Check every line for the word "valued" and state how many lines have it. Reply with the number alone.
************
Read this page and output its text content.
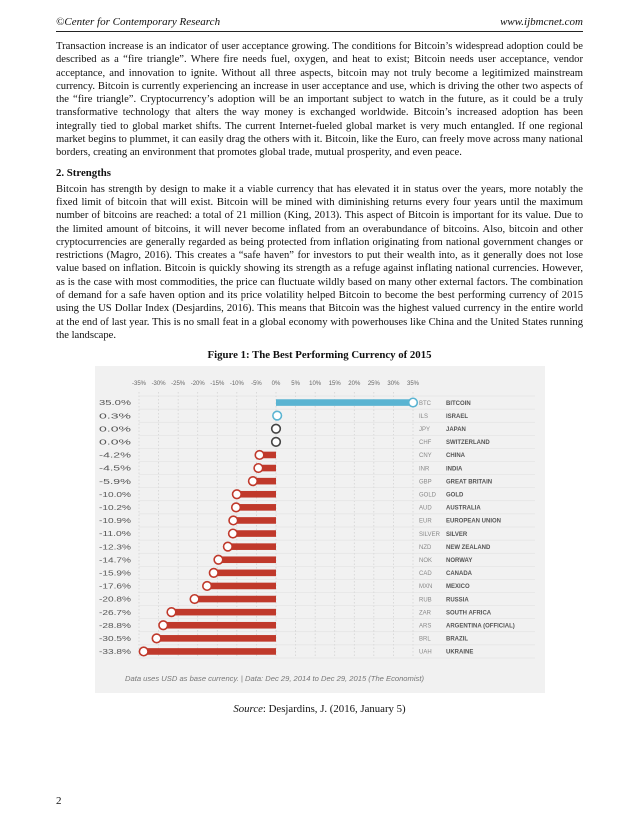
©Center for Contemporary Research	www.ijbmcnet.com

Transaction increase is an indicator of user acceptance growing. The conditions for Bitcoin’s widespread adoption could be described as a “fire triangle”. Where fire needs fuel, oxygen, and heat to exist; Bitcoin needs user acceptance, vendor acceptance, and innovation to ignite. Without all three aspects, bitcoin may not truly become a legitimized mainstream currency. Bitcoin is currently experiencing an increase in user acceptance and use, which is driving the other two aspects of the “fire triangle”. Cryptocurrency’s adoption will be an important subject to watch in the future, as it could be a truly transformative technology that alters the way money is exchanged worldwide. Bitcoin’s increased adoption has been integrally tied to global market shifts. The current Internet-fueled global market is very much entangled. If one regional market begins to plummet, it can easily drag the others with it. Bitcoin, like the Euro, can freely move across many national borders, creating an environment that promotes global trade, mutual prosperity, and even peace.

2. Strengths

Bitcoin has strength by design to make it a viable currency that has elevated it in status over the years, more notably the fixed limit of bitcoin that will exist. Bitcoin will be mined with diminishing returns every four years until the maximum number of bitcoins are reached: a total of 21 million (King, 2013). This aspect of Bitcoin is important for its value. Due to the limited amount of bitcoins, it will never become inflated from an overabundance of bitcoins. Also, bitcoin and other cryptocurrencies are generally regarded as being protected from inflation originating from national government changes or restrictions (Magro, 2016). This creates a “safe haven” for investors to put their wealth into, as it generally does not lose value based on inflation. Bitcoin is quickly showing its strength as a refuge against inflating national currencies. However, as is the case with most commodities, the price can fluctuate wildly based on many other external factors. The combination of demand for a safe haven option and its price volatility helped Bitcoin to become the best performing currency of 2015 using the US Dollar Index (Desjardins, 2016). This means that Bitcoin was the highest valued currency in the entire world at the end of last year. This is no small feat in a global economy with powerhouses like China and the United States running the landscape.

Figure 1: The Best Performing Currency of 2015
-35% -30% -25% -20% -15% -10% -5% 0% 5% 10% 15% 20% 25% 30% 35%
35.0%	BTC	BITCOIN
0.3%	ILS	ISRAEL
0.0%	JPY	JAPAN
0.0%	CHF SWITZERLAND
-4.2%	CNY CHINA
-4.5%	INR	INDIA
-5.9%	GBP GREAT BRITAIN
-10.0%	GOLD GOLD
-10.2%	AUD AUSTRALIA
-10.9%	EUR EUROPEAN UNION
-11.0%	SILVER SILVER
-12.3%	NZD NEW ZEALAND
-14.7%	NOK NORWAY
-15.9%	CAD CANADA
-17.6%	MXN MEXICO
-20.8%	RUB RUSSIA
-26.7%	ZAR	SOUTH AFRICA
-28.8%	ARS ARGENTINA (OFFICIAL)
-30.5%	BRL	BRAZIL
-33.8%	UAH UKRAINE
Data uses USD as base currency. | Data: Dec 29, 2014 to Dec 29, 2015 (The Economist)
Source: Desjardins, J. (2016, January 5)
2
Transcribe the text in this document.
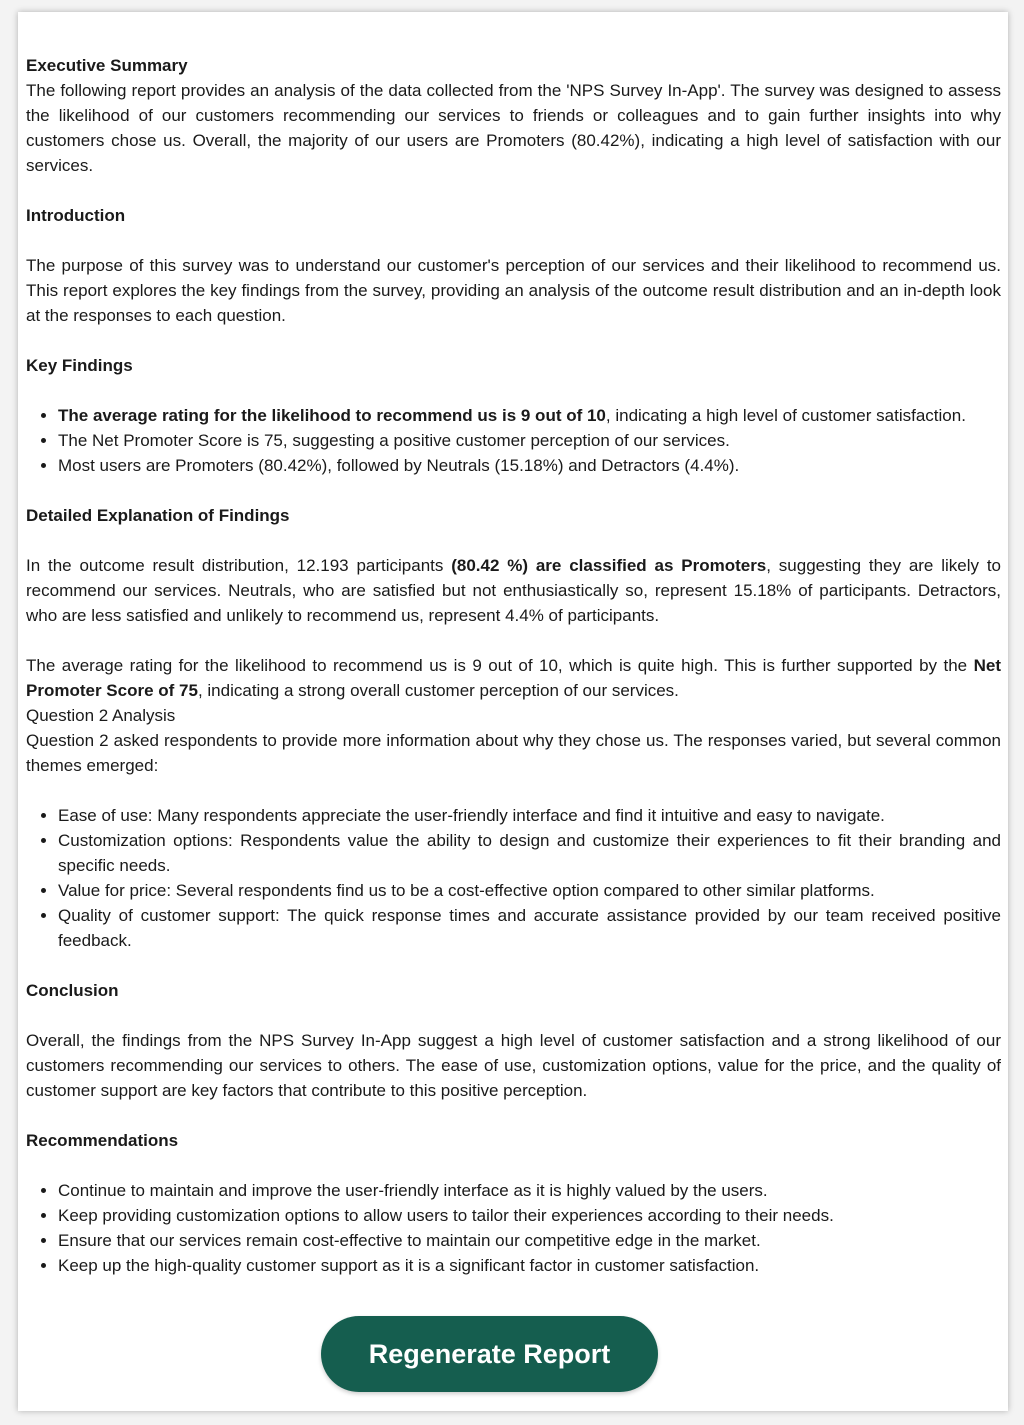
Executive Summary

The following report provides an analysis of the data collected from the 'NPS Survey In-App'. The survey was designed to assess the likelihood of our customers recommending our services to friends or colleagues and to gain further insights into why customers chose us. Overall, the majority of our users are Promoters (80.42%), indicating a high level of satisfaction with our services.

Introduction

The purpose of this survey was to understand our customer's perception of our services and their likelihood to recommend us. This report explores the key findings from the survey, providing an analysis of the outcome result distribution and an in-depth look at the responses to each question.

Key Findings
• The average rating for the likelihood to recommend us is 9 out of 10, indicating a high level of customer satisfaction.
• The Net Promoter Score is 75, suggesting a positive customer perception of our services.
• Most users are Promoters (80.42%), followed by Neutrals (15.18%) and Detractors (4.4%).
Detailed Explanation of Findings

In the outcome result distribution, 12.193 participants (80.42 %) are classified as Promoters, suggesting they are likely to recommend our services. Neutrals, who are satisfied but not enthusiastically so, represent 15.18% of participants. Detractors, who are less satisfied and unlikely to recommend us, represent 4.4% of participants.

The average rating for the likelihood to recommend us is 9 out of 10, which is quite high. This is further supported by the Net Promoter Score of 75, indicating a strong overall customer perception of our services.

Question 2 Analysis

Question 2 asked respondents to provide more information about why they chose us. The responses varied, but several common themes emerged:

• Ease of use: Many respondents appreciate the user-friendly interface and find it intuitive and easy to navigate.
• Customization options: Respondents value the ability to design and customize their experiences to fit their branding and specific needs.
• Value for price: Several respondents find us to be a cost-effective option compared to other similar platforms.
• Quality of customer support: The quick response times and accurate assistance provided by our team received positive feedback.
Conclusion

Overall, the findings from the NPS Survey In-App suggest a high level of customer satisfaction and a strong likelihood of our customers recommending our services to others. The ease of use, customization options, value for the price, and the quality of customer support are key factors that contribute to this positive perception.

Recommendations
• Continue to maintain and improve the user-friendly interface as it is highly valued by the users.
• Keep providing customization options to allow users to tailor their experiences according to their needs.
• Ensure that our services remain cost-effective to maintain our competitive edge in the market.
• Keep up the high-quality customer support as it is a significant factor in customer satisfaction.
Regenerate Report
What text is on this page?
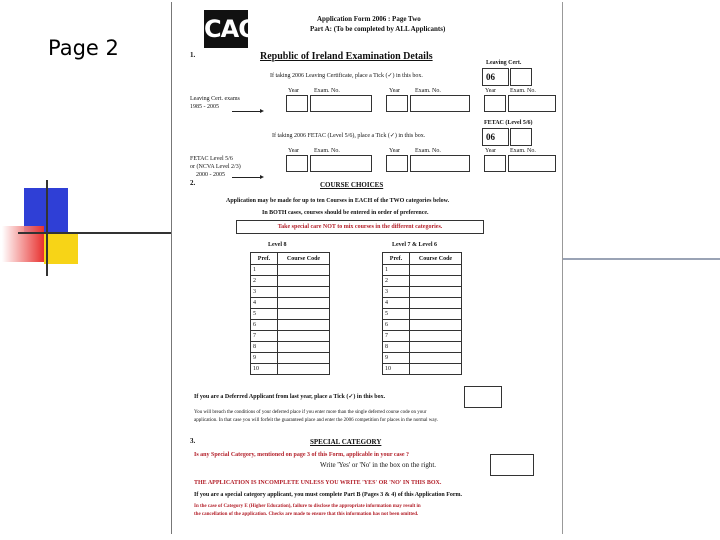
Page 2
CAO	Application Form 2006 : Page Two
Part A: (To be completed by ALL Applicants)
1.	Republic of Ireland Examination Details
Leaving Cert.
If taking 2006 Leaving Certificate, place a Tick (✓) in this box.	06
Year Exam. No.	Year Exam. No.	Year Exam. No.
Leaving Cert. exams
1985 - 2005
FETAC (Level 5/6)
If taking 2006 FETAC (Level 5/6), place a Tick (✓) in this box.	06
Year Exam. No.	Year Exam. No.	Year Exam. No.
FETAC Level 5/6
or (NCVA Level 2/3)
2000 - 2005
2.	COURSE CHOICES
Application may be made for up to ten Courses in EACH of the TWO categories below.
In BOTH cases, courses should be entered in order of preference.
Take special care NOT to mix courses in the different categories.
Level 8	Level 7 & Level 6
Pref.	Course Code
1	
2	
3	
4	
5	
6	
7	
8	
9	
10	
Pref.	Course Code
1	
2	
3	
4	
5	
6	
7	
8	
9	
10	
If you are a Deferred Applicant from last year, place a Tick (✓) in this box.
You will breach the conditions of your deferred place if you enter more than the single deferred course code on your
application. In that case you will forfeit the guaranteed place and enter the 2006 competition for places in the normal way.
3.	SPECIAL CATEGORY
Is any Special Category, mentioned on page 3 of this Form, applicable in your case ?
Write 'Yes' or 'No' in the box on the right.
THE APPLICATION IS INCOMPLETE UNLESS YOU WRITE 'YES' OR 'NO' IN THIS BOX.
If you are a special category applicant, you must complete Part B (Pages 3 & 4) of this Application Form.
In the case of Category E (Higher Education), failure to disclose the appropriate information may result in
the cancellation of the application. Checks are made to ensure that this information has not been omitted.
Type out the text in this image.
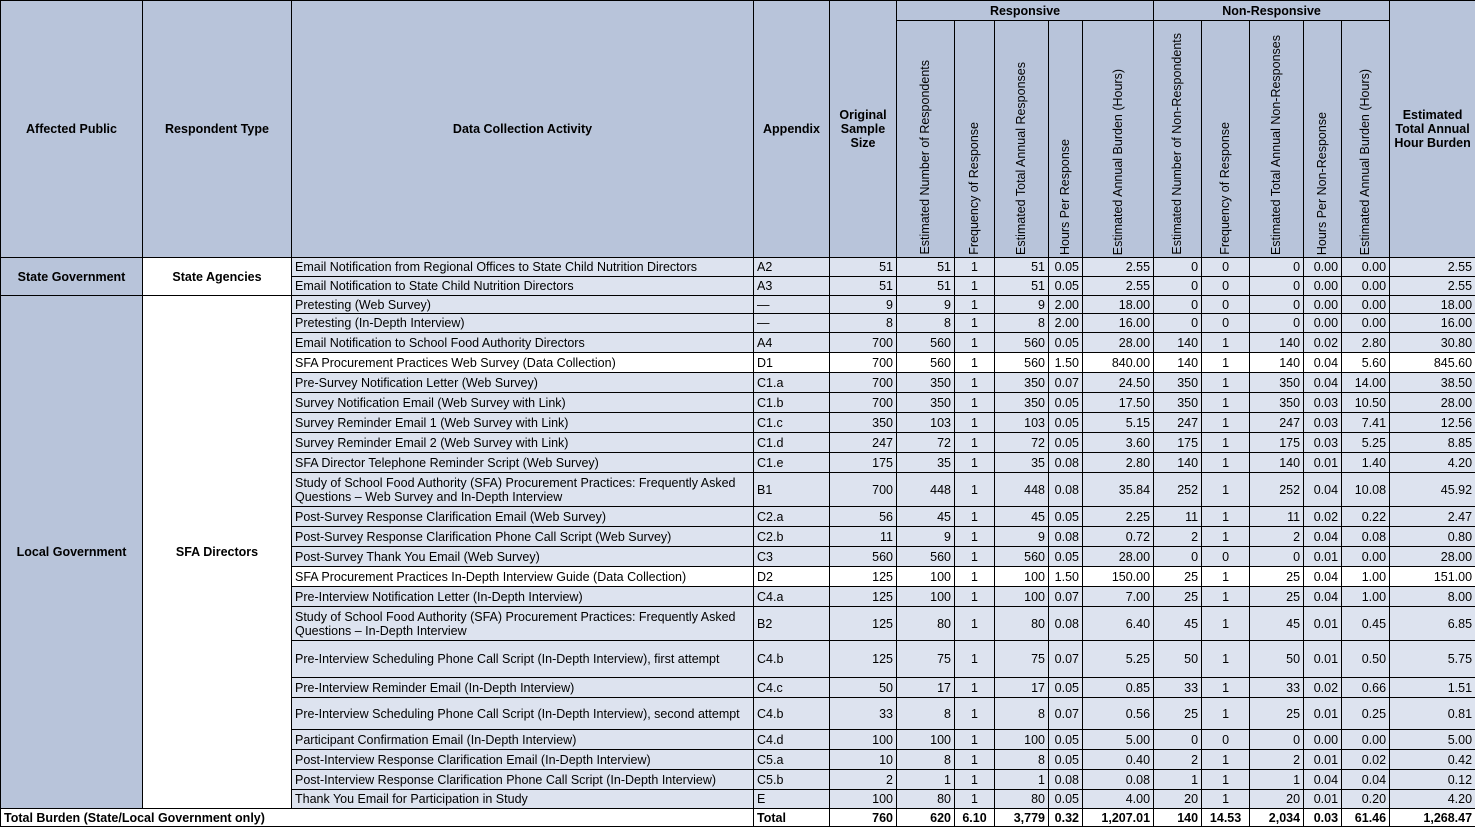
Affected Public	Respondent Type	Data Collection Activity	Appendix	Original Sample Size	Responsive					Non-Responsive					Estimated Total Annual Hour Burden

					Estimated Number of Respondents	Frequency of Response	Estimated Total Annual Responses	Hours Per Response	Estimated Annual Burden (Hours)	Estimated Number of Non-Respondents	Frequency of Response	Estimated Total Annual Non-Responses	Hours Per Non-Response	Estimated Annual Burden (Hours)	

State Government	State Agencies	Email Notification from Regional Offices to State Child Nutrition Directors	A2	51	51	1	51	0.05	2.55	0	0	0	0.00	0.00	2.55
		Email Notification to State Child Nutrition Directors	A3	51	51	1	51	0.05	2.55	0	0	0	0.00	0.00	2.55
Local Government	SFA Directors	Pretesting (Web Survey)	—	9	9	1	9	2.00	18.00	0	0	0	0.00	0.00	18.00
		Pretesting (In-Depth Interview)	—	8	8	1	8	2.00	16.00	0	0	0	0.00	0.00	16.00
		Email Notification to School Food Authority Directors	A4	700	560	1	560	0.05	28.00	140	1	140	0.02	2.80	30.80
		SFA Procurement Practices Web Survey (Data Collection)	D1	700	560	1	560	1.50	840.00	140	1	140	0.04	5.60	845.60
		Pre-Survey Notification Letter (Web Survey)	C1.a	700	350	1	350	0.07	24.50	350	1	350	0.04	14.00	38.50
		Survey Notification Email (Web Survey with Link)	C1.b	700	350	1	350	0.05	17.50	350	1	350	0.03	10.50	28.00
		Survey Reminder Email 1 (Web Survey with Link)	C1.c	350	103	1	103	0.05	5.15	247	1	247	0.03	7.41	12.56
		Survey Reminder Email 2 (Web Survey with Link)	C1.d	247	72	1	72	0.05	3.60	175	1	175	0.03	5.25	8.85
		SFA Director Telephone Reminder Script (Web Survey)	C1.e	175	35	1	35	0.08	2.80	140	1	140	0.01	1.40	4.20
		Study of School Food Authority (SFA) Procurement Practices: Frequently Asked Questions – Web Survey and In-Depth Interview	B1	700	448	1	448	0.08	35.84	252	1	252	0.04	10.08	45.92
		Post-Survey Response Clarification Email (Web Survey)	C2.a	56	45	1	45	0.05	2.25	11	1	11	0.02	0.22	2.47
		Post-Survey Response Clarification Phone Call Script (Web Survey)	C2.b	11	9	1	9	0.08	0.72	2	1	2	0.04	0.08	0.80
		Post-Survey Thank You Email (Web Survey)	C3	560	560	1	560	0.05	28.00	0	0	0	0.01	0.00	28.00
		SFA Procurement Practices In-Depth Interview Guide (Data Collection)	D2	125	100	1	100	1.50	150.00	25	1	25	0.04	1.00	151.00
		Pre-Interview Notification Letter (In-Depth Interview)	C4.a	125	100	1	100	0.07	7.00	25	1	25	0.04	1.00	8.00
		Study of School Food Authority (SFA) Procurement Practices: Frequently Asked Questions – In-Depth Interview	B2	125	80	1	80	0.08	6.40	45	1	45	0.01	0.45	6.85
		Pre-Interview Scheduling Phone Call Script (In-Depth Interview), first attempt	C4.b	125	75	1	75	0.07	5.25	50	1	50	0.01	0.50	5.75
		Pre-Interview Reminder Email (In-Depth Interview)	C4.c	50	17	1	17	0.05	0.85	33	1	33	0.02	0.66	1.51
		Pre-Interview Scheduling Phone Call Script (In-Depth Interview), second attempt	C4.b	33	8	1	8	0.07	0.56	25	1	25	0.01	0.25	0.81
		Participant Confirmation Email (In-Depth Interview)	C4.d	100	100	1	100	0.05	5.00	0	0	0	0.00	0.00	5.00
		Post-Interview Response Clarification Email (In-Depth Interview)	C5.a	10	8	1	8	0.05	0.40	2	1	2	0.01	0.02	0.42
		Post-Interview Response Clarification Phone Call Script (In-Depth Interview)	C5.b	2	1	1	1	0.08	0.08	1	1	1	0.04	0.04	0.12
		Thank You Email for Participation in Study	E	100	80	1	80	0.05	4.00	20	1	20	0.01	0.20	4.20
Total Burden (State/Local Government only)			Total	760	620	6.10	3,779	0.32	1,207.01	140	14.53	2,034	0.03	61.46	1,268.47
************
_Reply to the task_:
2